What this task involves:
Below is a block of data; give all of it again word for word.

=== Records to use ===

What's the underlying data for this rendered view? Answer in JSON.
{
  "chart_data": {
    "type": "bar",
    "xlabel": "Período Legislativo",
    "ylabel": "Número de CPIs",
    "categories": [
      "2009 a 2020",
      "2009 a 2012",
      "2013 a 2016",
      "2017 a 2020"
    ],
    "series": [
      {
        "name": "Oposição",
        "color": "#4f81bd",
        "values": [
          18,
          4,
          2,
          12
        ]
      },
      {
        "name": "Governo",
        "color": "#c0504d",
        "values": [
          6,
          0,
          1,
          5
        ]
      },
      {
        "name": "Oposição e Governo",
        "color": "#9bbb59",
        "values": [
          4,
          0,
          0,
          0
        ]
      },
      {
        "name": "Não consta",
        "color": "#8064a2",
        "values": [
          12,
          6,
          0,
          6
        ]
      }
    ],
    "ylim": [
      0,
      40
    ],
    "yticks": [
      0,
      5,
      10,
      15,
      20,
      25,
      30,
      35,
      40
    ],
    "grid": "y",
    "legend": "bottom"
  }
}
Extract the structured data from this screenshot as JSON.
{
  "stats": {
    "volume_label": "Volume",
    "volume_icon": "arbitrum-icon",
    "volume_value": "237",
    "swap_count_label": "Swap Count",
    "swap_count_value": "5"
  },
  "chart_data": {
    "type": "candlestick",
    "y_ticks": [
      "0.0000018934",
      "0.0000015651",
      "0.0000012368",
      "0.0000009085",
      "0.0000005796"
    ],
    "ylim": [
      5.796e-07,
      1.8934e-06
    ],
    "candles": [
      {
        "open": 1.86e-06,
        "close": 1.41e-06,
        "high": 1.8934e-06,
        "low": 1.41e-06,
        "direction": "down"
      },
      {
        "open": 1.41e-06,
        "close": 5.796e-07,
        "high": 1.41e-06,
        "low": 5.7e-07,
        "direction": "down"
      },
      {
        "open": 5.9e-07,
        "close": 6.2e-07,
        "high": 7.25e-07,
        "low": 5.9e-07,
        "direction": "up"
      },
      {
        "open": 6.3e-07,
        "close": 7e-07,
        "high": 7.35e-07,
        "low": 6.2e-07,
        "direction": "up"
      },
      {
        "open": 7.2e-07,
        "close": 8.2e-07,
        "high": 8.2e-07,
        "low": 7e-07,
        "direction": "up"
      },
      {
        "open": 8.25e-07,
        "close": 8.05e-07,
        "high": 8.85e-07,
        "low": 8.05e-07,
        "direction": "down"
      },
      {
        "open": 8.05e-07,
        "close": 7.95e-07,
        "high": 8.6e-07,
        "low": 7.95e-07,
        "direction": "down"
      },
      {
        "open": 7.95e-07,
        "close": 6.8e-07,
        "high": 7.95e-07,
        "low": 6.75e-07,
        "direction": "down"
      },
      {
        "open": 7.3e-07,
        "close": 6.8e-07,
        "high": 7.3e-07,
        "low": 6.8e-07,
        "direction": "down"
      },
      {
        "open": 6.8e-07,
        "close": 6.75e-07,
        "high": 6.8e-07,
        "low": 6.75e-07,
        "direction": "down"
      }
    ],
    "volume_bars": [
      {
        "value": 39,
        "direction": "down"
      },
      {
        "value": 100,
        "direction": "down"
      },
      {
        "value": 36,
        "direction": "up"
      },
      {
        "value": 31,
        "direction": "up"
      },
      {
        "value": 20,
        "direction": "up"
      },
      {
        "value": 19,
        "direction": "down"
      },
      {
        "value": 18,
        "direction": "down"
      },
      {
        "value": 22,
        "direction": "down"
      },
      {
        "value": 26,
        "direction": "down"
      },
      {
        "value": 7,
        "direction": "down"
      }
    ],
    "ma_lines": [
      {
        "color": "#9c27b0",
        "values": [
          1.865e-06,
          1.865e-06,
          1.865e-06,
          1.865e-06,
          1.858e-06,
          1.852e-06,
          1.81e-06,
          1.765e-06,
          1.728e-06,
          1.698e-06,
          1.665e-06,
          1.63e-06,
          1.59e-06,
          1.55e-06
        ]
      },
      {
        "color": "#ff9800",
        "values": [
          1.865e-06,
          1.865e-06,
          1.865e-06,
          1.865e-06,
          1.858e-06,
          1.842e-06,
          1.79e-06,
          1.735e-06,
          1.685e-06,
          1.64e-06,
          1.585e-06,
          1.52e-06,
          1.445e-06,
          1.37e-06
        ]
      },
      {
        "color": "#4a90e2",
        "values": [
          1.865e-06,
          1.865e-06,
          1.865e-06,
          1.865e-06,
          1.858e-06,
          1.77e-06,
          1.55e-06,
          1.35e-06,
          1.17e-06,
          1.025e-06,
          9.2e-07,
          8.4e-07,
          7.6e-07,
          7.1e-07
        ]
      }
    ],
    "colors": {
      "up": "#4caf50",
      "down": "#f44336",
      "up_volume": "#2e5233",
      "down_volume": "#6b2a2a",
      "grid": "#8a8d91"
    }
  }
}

===

Task answer:
What's the underlying data for this rendered view? Answer in JSON.
{
  "chart_data": {
    "type": "bar",
    "xlabel": "Período Legislativo",
    "ylabel": "Número de CPIs",
    "categories": [
      "2009 a 2020",
      "2009 a 2012",
      "2013 a 2016",
      "2017 a 2020"
    ],
    "series": [
      {
        "name": "Oposição",
        "color": "#4f81bd",
        "values": [
          18,
          4,
          2,
          12
        ]
      },
      {
        "name": "Governo",
        "color": "#c0504d",
        "values": [
          6,
          0,
          1,
          5
        ]
      },
      {
        "name": "Oposição e Governo",
        "color": "#9bbb59",
        "values": [
          4,
          0,
          0,
          0
        ]
      },
      {
        "name": "Não consta",
        "color": "#8064a2",
        "values": [
          12,
          6,
          0,
          6
        ]
      }
    ],
    "ylim": [
      0,
      40
    ],
    "yticks": [
      0,
      5,
      10,
      15,
      20,
      25,
      30,
      35,
      40
    ],
    "grid": "y",
    "legend": "bottom"
  }
}
Extract the structured data from this screenshot as JSON.
{
  "stats": {
    "volume_label": "Volume",
    "volume_icon": "arbitrum-icon",
    "volume_value": "237",
    "swap_count_label": "Swap Count",
    "swap_count_value": "5"
  },
  "chart_data": {
    "type": "candlestick",
    "y_ticks": [
      "0.0000018934",
      "0.0000015651",
      "0.0000012368",
      "0.0000009085",
      "0.0000005796"
    ],
    "ylim": [
      5.796e-07,
      1.8934e-06
    ],
    "candles": [
      {
        "open": 1.86e-06,
        "close": 1.41e-06,
        "high": 1.8934e-06,
        "low": 1.41e-06,
        "direction": "down"
      },
      {
        "open": 1.41e-06,
        "close": 5.796e-07,
        "high": 1.41e-06,
        "low": 5.7e-07,
        "direction": "down"
      },
      {
        "open": 5.9e-07,
        "close": 6.2e-07,
        "high": 7.25e-07,
        "low": 5.9e-07,
        "direction": "up"
      },
      {
        "open": 6.3e-07,
        "close": 7e-07,
        "high": 7.35e-07,
        "low": 6.2e-07,
        "direction": "up"
      },
      {
        "open": 7.2e-07,
        "close": 8.2e-07,
        "high": 8.2e-07,
        "low": 7e-07,
        "direction": "up"
      },
      {
        "open": 8.25e-07,
        "close": 8.05e-07,
        "high": 8.85e-07,
        "low": 8.05e-07,
        "direction": "down"
      },
      {
        "open": 8.05e-07,
        "close": 7.95e-07,
        "high": 8.6e-07,
        "low": 7.95e-07,
        "direction": "down"
      },
      {
        "open": 7.95e-07,
        "close": 6.8e-07,
        "high": 7.95e-07,
        "low": 6.75e-07,
        "direction": "down"
      },
      {
        "open": 7.3e-07,
        "close": 6.8e-07,
        "high": 7.3e-07,
        "low": 6.8e-07,
        "direction": "down"
      },
      {
        "open": 6.8e-07,
        "close": 6.75e-07,
        "high": 6.8e-07,
        "low": 6.75e-07,
        "direction": "down"
      }
    ],
    "volume_bars": [
      {
        "value": 39,
        "direction": "down"
      },
      {
        "value": 100,
        "direction": "down"
      },
      {
        "value": 36,
        "direction": "up"
      },
      {
        "value": 31,
        "direction": "up"
      },
      {
        "value": 20,
        "direction": "up"
      },
      {
        "value": 19,
        "direction": "down"
      },
      {
        "value": 18,
        "direction": "down"
      },
      {
        "value": 22,
        "direction": "down"
      },
      {
        "value": 26,
        "direction": "down"
      },
      {
        "value": 7,
        "direction": "down"
      }
    ],
    "ma_lines": [
      {
        "color": "#9c27b0",
        "values": [
          1.865e-06,
          1.865e-06,
          1.865e-06,
          1.865e-06,
          1.858e-06,
          1.852e-06,
          1.81e-06,
          1.765e-06,
          1.728e-06,
          1.698e-06,
          1.665e-06,
          1.63e-06,
          1.59e-06,
          1.55e-06
        ]
      },
      {
        "color": "#ff9800",
        "values": [
          1.865e-06,
          1.865e-06,
          1.865e-06,
          1.865e-06,
          1.858e-06,
          1.842e-06,
          1.79e-06,
          1.735e-06,
          1.685e-06,
          1.64e-06,
          1.585e-06,
          1.52e-06,
          1.445e-06,
          1.37e-06
        ]
      },
      {
        "color": "#4a90e2",
        "values": [
          1.865e-06,
          1.865e-06,
          1.865e-06,
          1.865e-06,
          1.858e-06,
          1.77e-06,
          1.55e-06,
          1.35e-06,
          1.17e-06,
          1.025e-06,
          9.2e-07,
          8.4e-07,
          7.6e-07,
          7.1e-07
        ]
      }
    ],
    "colors": {
      "up": "#4caf50",
      "down": "#f44336",
      "up_volume": "#2e5233",
      "down_volume": "#6b2a2a",
      "grid": "#8a8d91"
    }
  }
}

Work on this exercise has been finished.